## Given exercise
Give only the number of lines in the data that contain the word "Азбука".
:: Stored rows ::
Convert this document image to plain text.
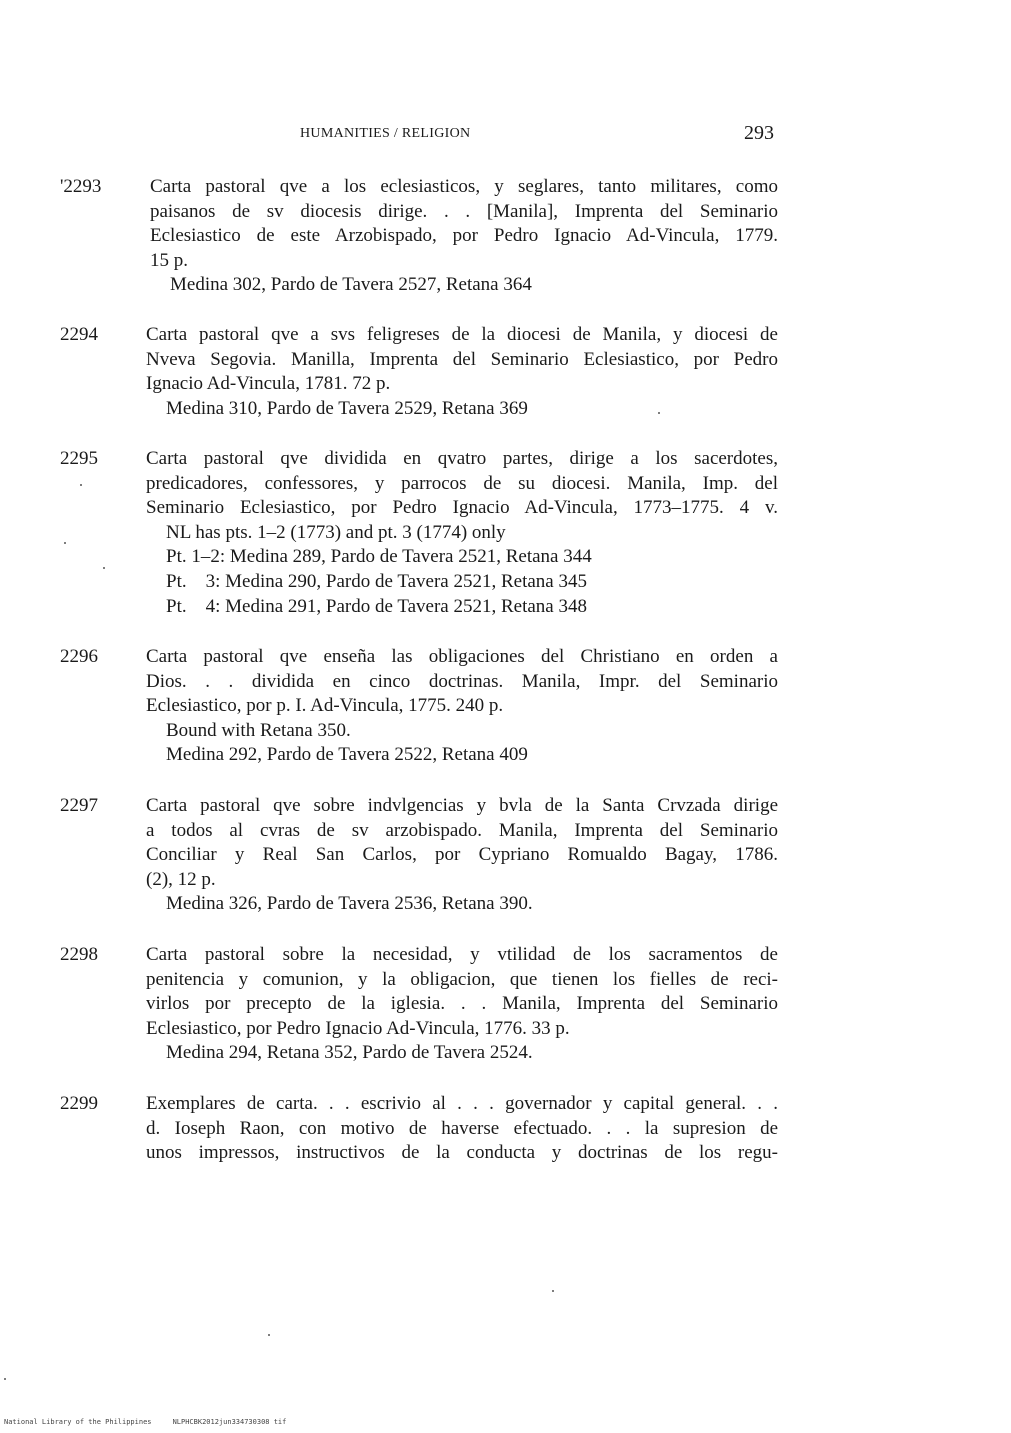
HUMANITIES / RELIGION	293
'2293	Carta pastoral qve a los eclesiasticos, y seglares, tanto militares, como
paisanos de sv diocesis dirige. . . [Manila], Imprenta del Seminario
Eclesiastico de este Arzobispado, por Pedro Ignacio Ad-Vincula, 1779.
15 p.
Medina 302, Pardo de Tavera 2527, Retana 364
2294	Carta pastoral qve a svs feligreses de la diocesi de Manila, y diocesi de
Nveva Segovia. Manilla, Imprenta del Seminario Eclesiastico, por Pedro
Ignacio Ad-Vincula, 1781. 72 p.
Medina 310, Pardo de Tavera 2529, Retana 369
2295	Carta pastoral qve dividida en qvatro partes, dirige a los sacerdotes,
predicadores, confessores, y parrocos de su diocesi. Manila, Imp. del
Seminario Eclesiastico, por Pedro Ignacio Ad-Vincula, 1773–1775. 4 v.
NL has pts. 1–2 (1773) and pt. 3 (1774) only
Pt. 1–2: Medina 289, Pardo de Tavera 2521, Retana 344
Pt.    3: Medina 290, Pardo de Tavera 2521, Retana 345
Pt.    4: Medina 291, Pardo de Tavera 2521, Retana 348
2296	Carta pastoral qve enseña las obligaciones del Christiano en orden a
Dios. . . dividida en cinco doctrinas. Manila, Impr. del Seminario
Eclesiastico, por p. I. Ad-Vincula, 1775. 240 p.
Bound with Retana 350.
Medina 292, Pardo de Tavera 2522, Retana 409
2297	Carta pastoral qve sobre indvlgencias y bvla de la Santa Crvzada dirige
a todos al cvras de sv arzobispado. Manila, Imprenta del Seminario
Conciliar y Real San Carlos, por Cypriano Romualdo Bagay, 1786.
(2), 12 p.
Medina 326, Pardo de Tavera 2536, Retana 390.
2298	Carta pastoral sobre la necesidad, y vtilidad de los sacramentos de
penitencia y comunion, y la obligacion, que tienen los fielles de reci-
virlos por precepto de la iglesia. . . Manila, Imprenta del Seminario
Eclesiastico, por Pedro Ignacio Ad-Vincula, 1776. 33 p.
Medina 294, Retana 352, Pardo de Tavera 2524.
2299	Exemplares de carta. . . escrivio al . . . governador y capital general. . .
d. Ioseph Raon, con motivo de haverse efectuado. . . la supresion de
unos impressos, instructivos de la conducta y doctrinas de los regu-
National Library of the Philippines     NLPHCBK2012jun334730308 tif
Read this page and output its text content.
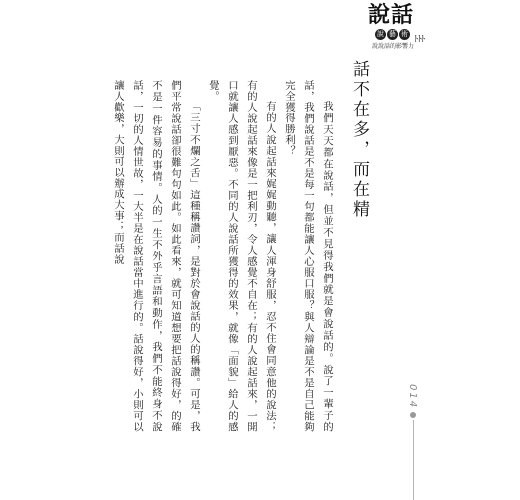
說話
說 藝 術
ﾄﾄﾄ
說說話的影響力
話不在多，而在精

我們天天都在說話，但並不見得我們就是會說話的。說了一輩子的話，我們說話是不是每一句都能讓人心服口服？與人辯論是不是自己能夠完全獲得勝利？

有的人說起話來娓娓動聽，讓人渾身舒服，忍不住會同意他的說法；有的人說起話來像是一把利刃，令人感覺不自在；有的人說起話來，一開口就讓人感到厭惡。不同的人說話所獲得的效果，就像「面貌」給人的感覺。

「三寸不爛之舌」這種稱讚詞，是對於會說話的人的稱讚。可是，我們平常說話卻很難句句如此。如此看來，就可知道想要把話說得好，的確不是一件容易的事情。人的一生不外乎言語和動作，我們不能終身不說話，一切的人情世故，一大半是在說話當中進行的。話說得好，小則可以讓人歡樂，大則可以辦成大事；而話說

014
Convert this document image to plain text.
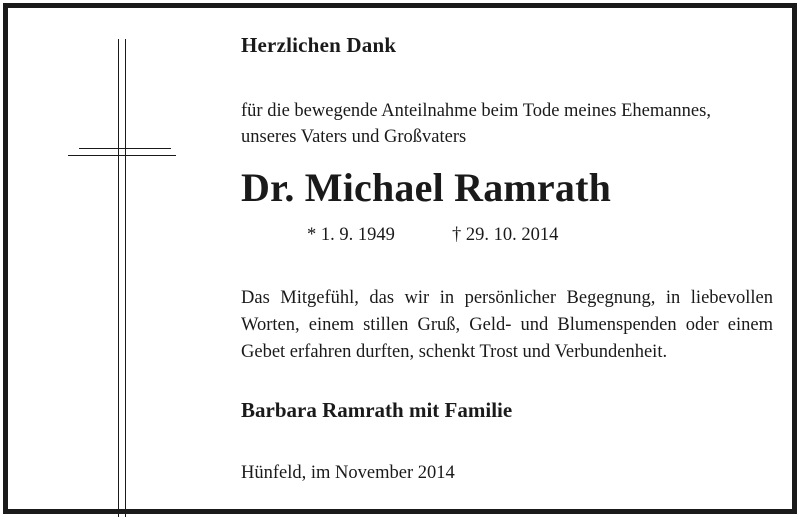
Herzlichen Dank

für die bewegende Anteilnahme beim Tode meines Ehemannes,
unseres Vaters und Großvaters

Dr. Michael Ramrath

* 1. 9. 1949	† 29. 10. 2014

Das Mitgefühl, das wir in persönlicher Begegnung, in liebevollen Worten, einem stillen Gruß, Geld- und Blumenspenden oder einem Gebet erfahren durften, schenkt Trost und Verbundenheit.

Barbara Ramrath mit Familie

Hünfeld, im November 2014
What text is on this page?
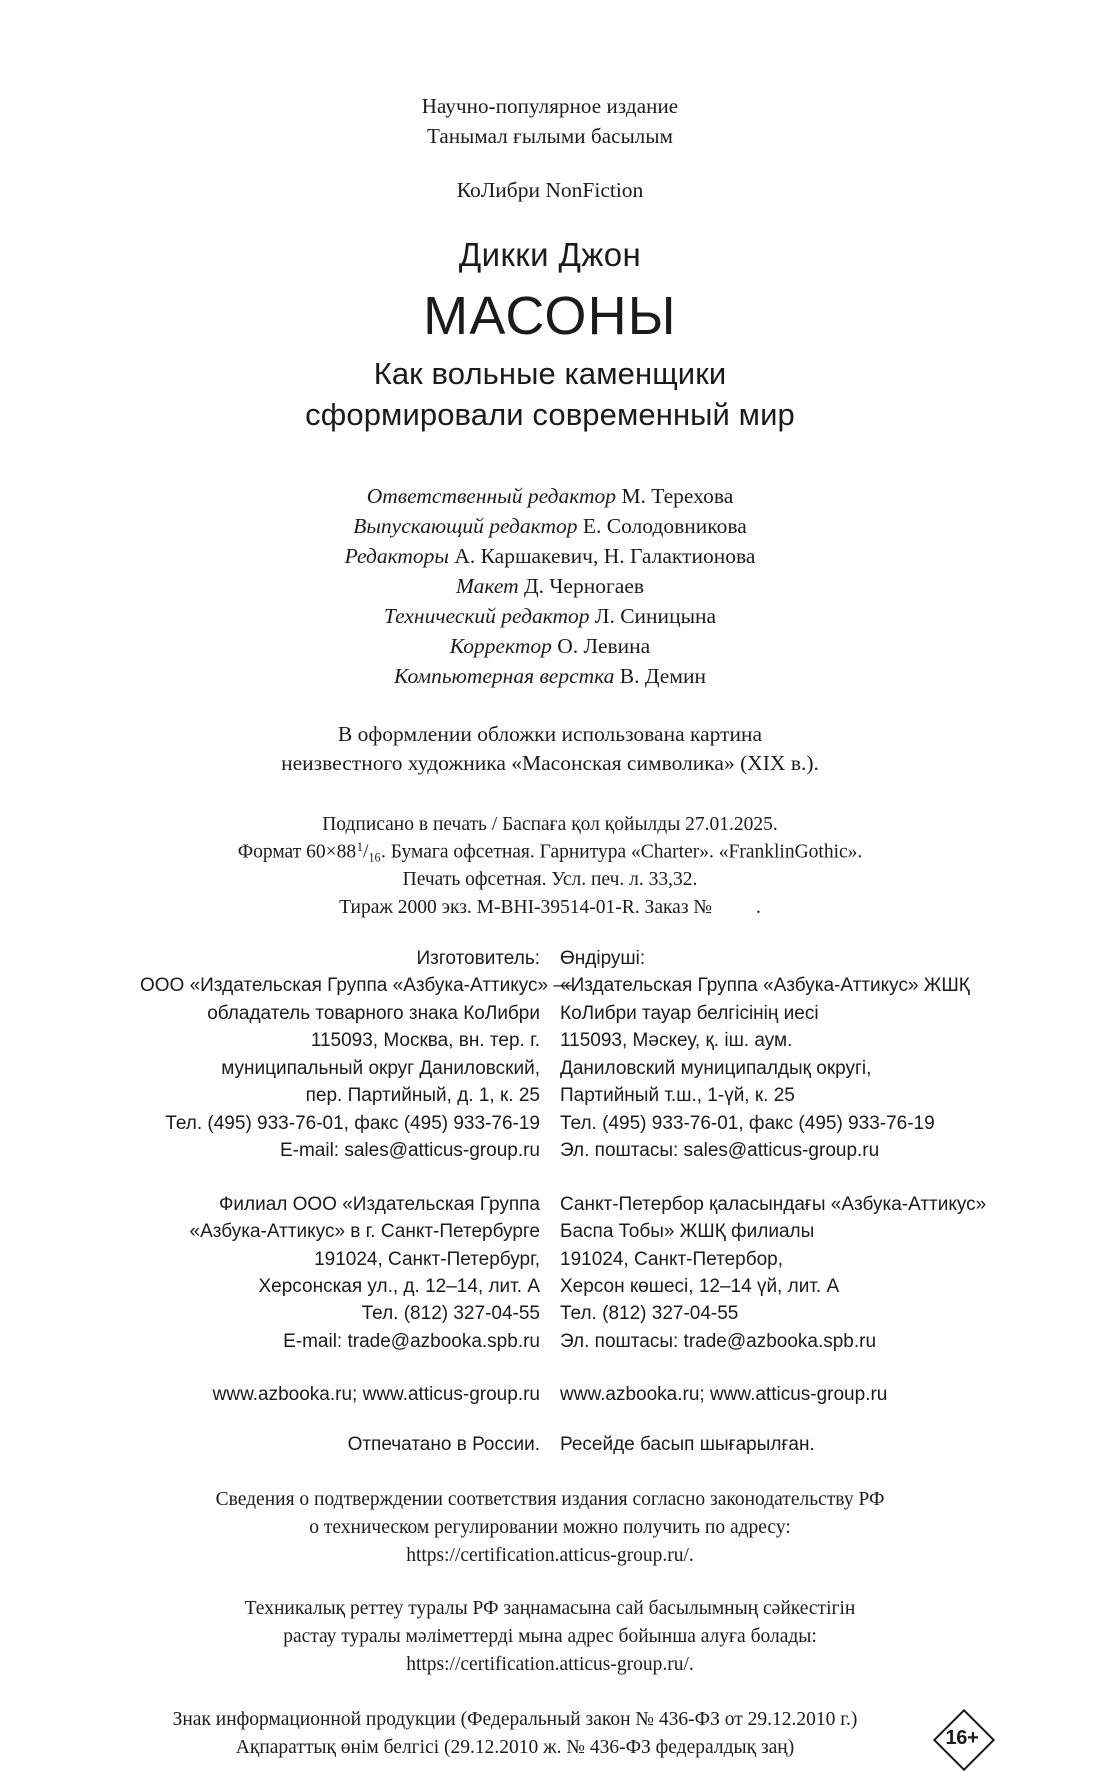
Научно-популярное издание
Танымал ғылыми басылым
КоЛибри NonFiction
Дикки Джон
МАСОНЫ
Как вольные каменщики
сформировали современный мир
Ответственный редактор М. Терехова
Выпускающий редактор Е. Солодовникова
Редакторы А. Каршакевич, Н. Галактионова
Макет Д. Черногаев
Технический редактор Л. Синицына
Корректор О. Левина
Компьютерная верстка В. Демин
В оформлении обложки использована картина
неизвестного художника «Масонская символика» (XIX в.).
Подписано в печать / Баспаға қол қойылды 27.01.2025.
Формат $60\times 88^1/16$. Бумага офсетная. Гарнитура «Charter». «FranklinGothic».
Печать офсетная. Усл. печ. л. 33,32.
Тираж 2000 экз. M-BHI-39514-01-R. Заказ № .
Изготовитель:
ООО «Издательская Группа «Азбука-Аттикус» —
обладатель товарного знака КоЛибри
115093, Москва, вн. тер. г.
муниципальный округ Даниловский,
пер. Партийный, д. 1, к. 25
Тел. (495) 933-76-01, факс (495) 933-76-19
E-mail: sales@atticus-group.ru
Өндіруші:
«Издательская Группа «Азбука-Аттикус» ЖШҚ
КоЛибри тауар белгісінің иесі
115093, Мәскеу, қ. іш. аум.
Даниловский муниципалдық округі,
Партийный т.ш., 1-үй, к. 25
Тел. (495) 933-76-01, факс (495) 933-76-19
Эл. поштасы: sales@atticus-group.ru
Филиал ООО «Издательская Группа
«Азбука-Аттикус» в г. Санкт-Петербурге
191024, Санкт-Петербург,
Херсонская ул., д. 12–14, лит. А
Тел. (812) 327-04-55
E-mail: trade@azbooka.spb.ru
Санкт-Петербор қаласындағы «Азбука-Аттикус»
Баспа Тобы» ЖШҚ филиалы
191024, Санкт-Петербор,
Херсон көшесі, 12–14 үй, лит. А
Тел. (812) 327-04-55
Эл. поштасы: trade@azbooka.spb.ru
www.azbooka.ru; www.atticus-group.ru www.azbooka.ru; www.atticus-group.ru
Отпечатано в России. Ресейде басып шығарылған.
Сведения о подтверждении соответствия издания согласно законодательству РФ
о техническом регулировании можно получить по адресу:
https://certification.atticus-group.ru/.
Техникалық реттеу туралы РФ заңнамасына сай басылымның сәйкестігін
растау туралы мәліметтерді мына адрес бойынша алуға болады:
https://certification.atticus-group.ru/.
Знак информационной продукции (Федеральный закон № 436-ФЗ от 29.12.2010 г.)
Ақпараттық өнім белгісі (29.12.2010 ж. № 436-ФЗ федералдық заң)	16+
:::
## Written reply
4